# Work required:
From the listing below, tally the lines that include "combinatie". Return only the total.

(Data items)
================================

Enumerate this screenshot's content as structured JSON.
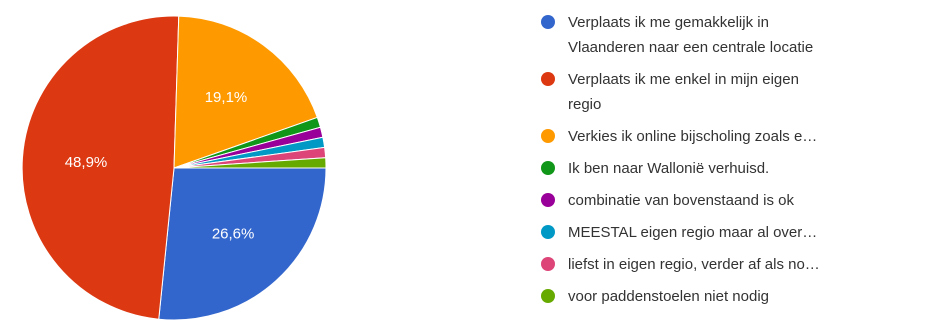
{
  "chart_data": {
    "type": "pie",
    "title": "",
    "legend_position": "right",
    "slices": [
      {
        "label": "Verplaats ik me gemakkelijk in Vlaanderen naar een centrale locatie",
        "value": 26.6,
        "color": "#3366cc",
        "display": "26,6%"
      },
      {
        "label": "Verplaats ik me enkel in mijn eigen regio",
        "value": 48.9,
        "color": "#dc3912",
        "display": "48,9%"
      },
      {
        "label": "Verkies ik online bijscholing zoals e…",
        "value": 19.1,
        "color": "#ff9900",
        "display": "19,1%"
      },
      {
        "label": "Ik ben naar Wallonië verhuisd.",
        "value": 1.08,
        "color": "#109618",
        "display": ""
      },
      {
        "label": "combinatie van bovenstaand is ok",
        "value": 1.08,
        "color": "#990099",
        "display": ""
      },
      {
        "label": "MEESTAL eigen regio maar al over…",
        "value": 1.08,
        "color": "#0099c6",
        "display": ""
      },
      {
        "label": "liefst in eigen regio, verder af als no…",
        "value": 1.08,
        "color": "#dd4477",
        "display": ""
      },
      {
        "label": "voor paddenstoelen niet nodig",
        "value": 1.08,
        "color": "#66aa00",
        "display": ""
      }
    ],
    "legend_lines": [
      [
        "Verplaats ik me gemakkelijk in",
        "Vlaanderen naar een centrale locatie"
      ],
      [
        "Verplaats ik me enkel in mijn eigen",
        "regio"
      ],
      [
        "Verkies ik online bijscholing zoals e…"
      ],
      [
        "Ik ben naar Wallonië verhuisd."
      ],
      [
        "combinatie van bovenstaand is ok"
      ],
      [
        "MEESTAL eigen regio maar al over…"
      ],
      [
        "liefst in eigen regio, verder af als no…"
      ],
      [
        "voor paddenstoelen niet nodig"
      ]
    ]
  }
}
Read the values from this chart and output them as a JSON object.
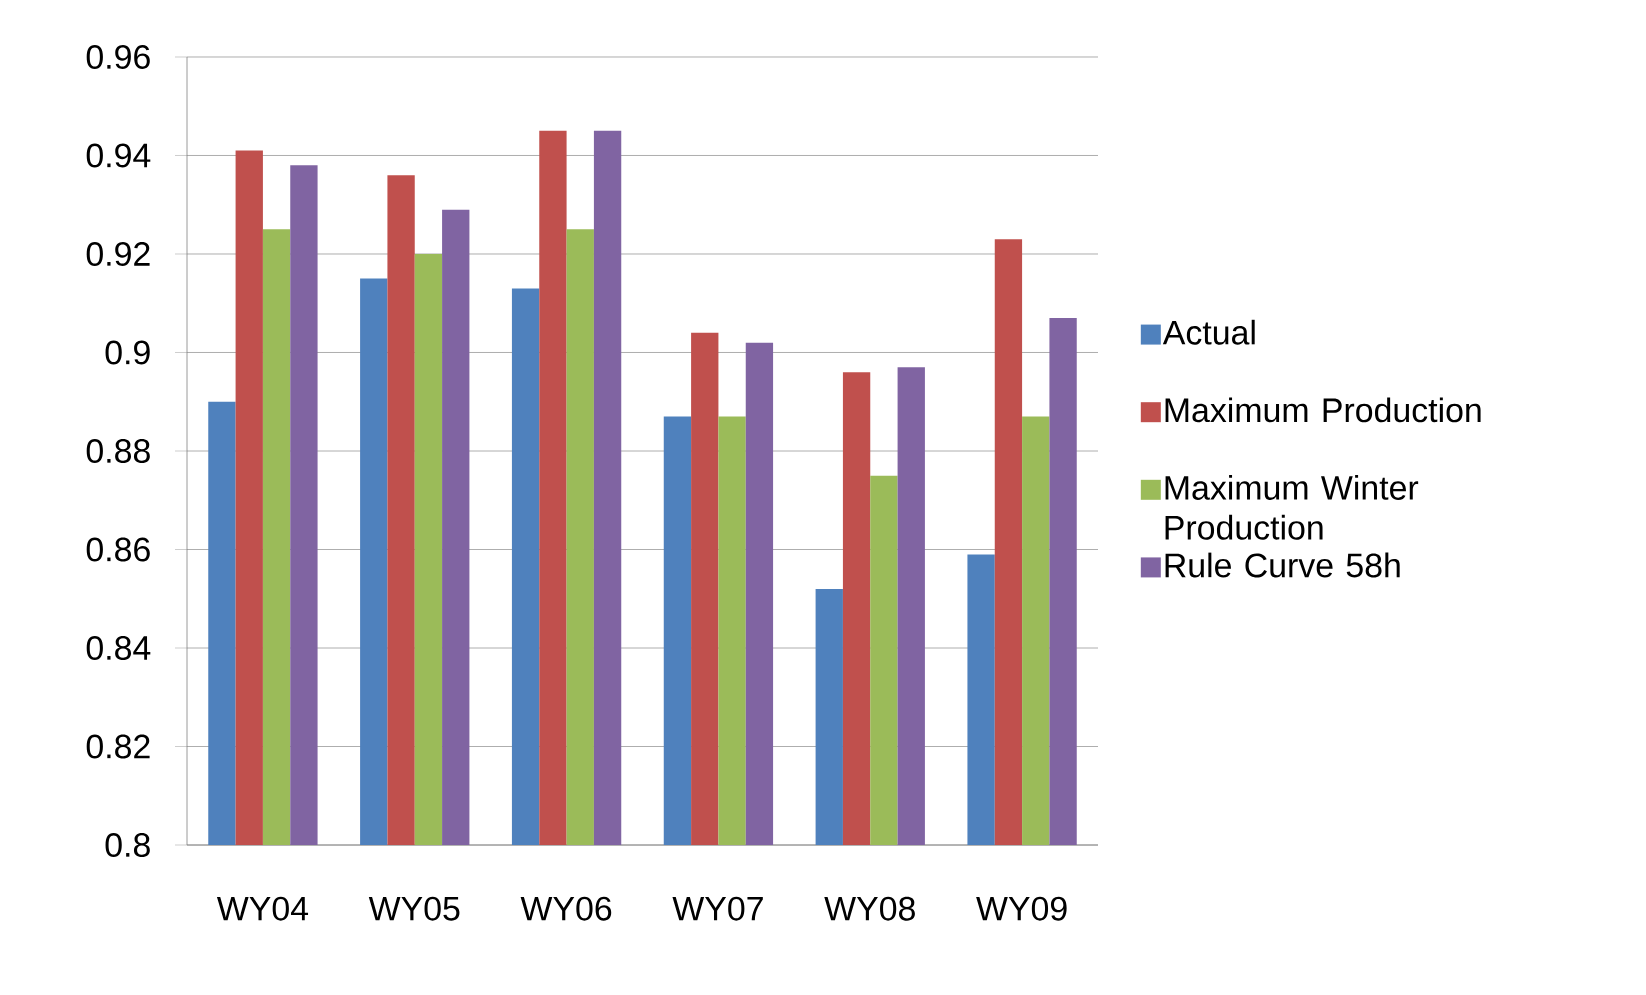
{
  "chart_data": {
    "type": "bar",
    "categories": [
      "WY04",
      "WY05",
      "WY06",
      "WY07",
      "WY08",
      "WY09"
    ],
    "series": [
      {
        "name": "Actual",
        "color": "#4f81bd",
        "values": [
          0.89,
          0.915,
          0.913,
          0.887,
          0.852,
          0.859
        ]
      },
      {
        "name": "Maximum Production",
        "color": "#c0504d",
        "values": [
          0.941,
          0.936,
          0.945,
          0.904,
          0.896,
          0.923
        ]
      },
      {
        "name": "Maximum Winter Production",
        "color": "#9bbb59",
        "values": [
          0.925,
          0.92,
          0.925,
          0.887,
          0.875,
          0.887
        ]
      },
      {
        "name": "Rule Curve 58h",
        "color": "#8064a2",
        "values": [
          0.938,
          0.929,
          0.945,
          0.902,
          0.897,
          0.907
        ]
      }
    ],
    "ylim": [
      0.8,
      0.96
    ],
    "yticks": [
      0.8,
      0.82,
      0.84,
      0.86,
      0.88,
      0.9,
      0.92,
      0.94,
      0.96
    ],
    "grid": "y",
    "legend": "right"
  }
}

================================

# Full output:
2